WHAT THE TASK ASKS> Repeat the material below word for word and leave out all pictures.

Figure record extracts
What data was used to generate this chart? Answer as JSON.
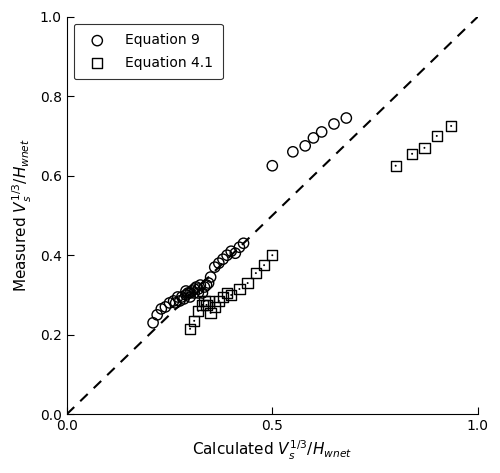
{
  "eq9_x": [
    0.21,
    0.22,
    0.23,
    0.24,
    0.25,
    0.26,
    0.265,
    0.27,
    0.275,
    0.28,
    0.285,
    0.29,
    0.29,
    0.295,
    0.3,
    0.3,
    0.305,
    0.31,
    0.31,
    0.315,
    0.32,
    0.32,
    0.325,
    0.33,
    0.335,
    0.34,
    0.345,
    0.35,
    0.36,
    0.37,
    0.38,
    0.39,
    0.4,
    0.41,
    0.42,
    0.43,
    0.5,
    0.55,
    0.58,
    0.6,
    0.62,
    0.65,
    0.68
  ],
  "eq9_y": [
    0.23,
    0.25,
    0.265,
    0.27,
    0.28,
    0.285,
    0.28,
    0.295,
    0.285,
    0.295,
    0.29,
    0.3,
    0.31,
    0.305,
    0.295,
    0.305,
    0.31,
    0.305,
    0.315,
    0.32,
    0.305,
    0.315,
    0.325,
    0.305,
    0.32,
    0.325,
    0.33,
    0.345,
    0.37,
    0.38,
    0.39,
    0.4,
    0.41,
    0.405,
    0.42,
    0.43,
    0.625,
    0.66,
    0.675,
    0.695,
    0.71,
    0.73,
    0.745
  ],
  "eq41_x": [
    0.3,
    0.31,
    0.32,
    0.33,
    0.335,
    0.34,
    0.345,
    0.35,
    0.36,
    0.37,
    0.38,
    0.39,
    0.4,
    0.42,
    0.44,
    0.46,
    0.48,
    0.5,
    0.8,
    0.84,
    0.87,
    0.9,
    0.935
  ],
  "eq41_y": [
    0.215,
    0.235,
    0.26,
    0.275,
    0.285,
    0.275,
    0.285,
    0.255,
    0.27,
    0.285,
    0.295,
    0.305,
    0.3,
    0.315,
    0.33,
    0.355,
    0.375,
    0.4,
    0.625,
    0.655,
    0.67,
    0.7,
    0.725
  ],
  "xlim": [
    0.0,
    1.0
  ],
  "ylim": [
    0.0,
    1.0
  ],
  "xticks": [
    0.0,
    0.5,
    1.0
  ],
  "yticks": [
    0.0,
    0.2,
    0.4,
    0.6,
    0.8,
    1.0
  ],
  "xlabel": "Calculated $V_s^{1/3}/H_{wnet}$",
  "ylabel": "Measured $V_s^{1/3}/H_{wnet}$",
  "legend_eq9": "Equation 9",
  "legend_eq41": "Equation 4.1",
  "marker_color": "black",
  "bg_color": "white",
  "dashed_line_color": "black",
  "figsize": [
    5.0,
    4.73
  ],
  "dpi": 100
}
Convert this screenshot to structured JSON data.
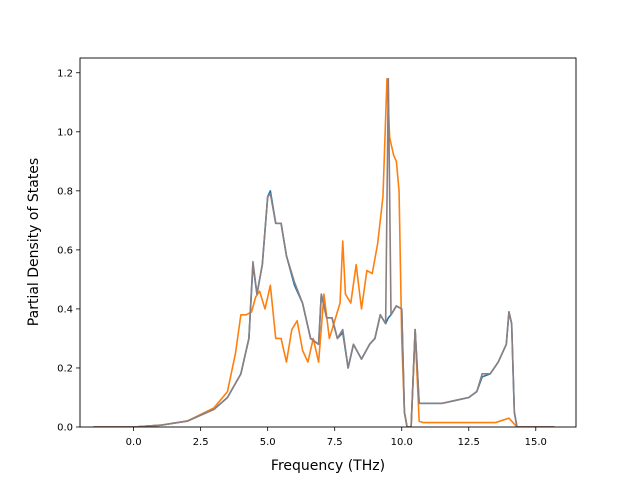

ANSWER>
What data was used to generate this chart? Answer as JSON.
{
  "eq9_x": [
    0.21,
    0.22,
    0.23,
    0.24,
    0.25,
    0.26,
    0.265,
    0.27,
    0.275,
    0.28,
    0.285,
    0.29,
    0.29,
    0.295,
    0.3,
    0.3,
    0.305,
    0.31,
    0.31,
    0.315,
    0.32,
    0.32,
    0.325,
    0.33,
    0.335,
    0.34,
    0.345,
    0.35,
    0.36,
    0.37,
    0.38,
    0.39,
    0.4,
    0.41,
    0.42,
    0.43,
    0.5,
    0.55,
    0.58,
    0.6,
    0.62,
    0.65,
    0.68
  ],
  "eq9_y": [
    0.23,
    0.25,
    0.265,
    0.27,
    0.28,
    0.285,
    0.28,
    0.295,
    0.285,
    0.295,
    0.29,
    0.3,
    0.31,
    0.305,
    0.295,
    0.305,
    0.31,
    0.305,
    0.315,
    0.32,
    0.305,
    0.315,
    0.325,
    0.305,
    0.32,
    0.325,
    0.33,
    0.345,
    0.37,
    0.38,
    0.39,
    0.4,
    0.41,
    0.405,
    0.42,
    0.43,
    0.625,
    0.66,
    0.675,
    0.695,
    0.71,
    0.73,
    0.745
  ],
  "eq41_x": [
    0.3,
    0.31,
    0.32,
    0.33,
    0.335,
    0.34,
    0.345,
    0.35,
    0.36,
    0.37,
    0.38,
    0.39,
    0.4,
    0.42,
    0.44,
    0.46,
    0.48,
    0.5,
    0.8,
    0.84,
    0.87,
    0.9,
    0.935
  ],
  "eq41_y": [
    0.215,
    0.235,
    0.26,
    0.275,
    0.285,
    0.275,
    0.285,
    0.255,
    0.27,
    0.285,
    0.295,
    0.305,
    0.3,
    0.315,
    0.33,
    0.355,
    0.375,
    0.4,
    0.625,
    0.655,
    0.67,
    0.7,
    0.725
  ],
  "xlim": [
    0.0,
    1.0
  ],
  "ylim": [
    0.0,
    1.0
  ],
  "xticks": [
    0.0,
    0.5,
    1.0
  ],
  "yticks": [
    0.0,
    0.2,
    0.4,
    0.6,
    0.8,
    1.0
  ],
  "xlabel": "Calculated $V_s^{1/3}/H_{wnet}$",
  "ylabel": "Measured $V_s^{1/3}/H_{wnet}$",
  "legend_eq9": "Equation 9",
  "legend_eq41": "Equation 4.1",
  "marker_color": "black",
  "bg_color": "white",
  "dashed_line_color": "black",
  "figsize": [
    5.0,
    4.73
  ],
  "dpi": 100
}
Convert this screenshot to structured JSON data.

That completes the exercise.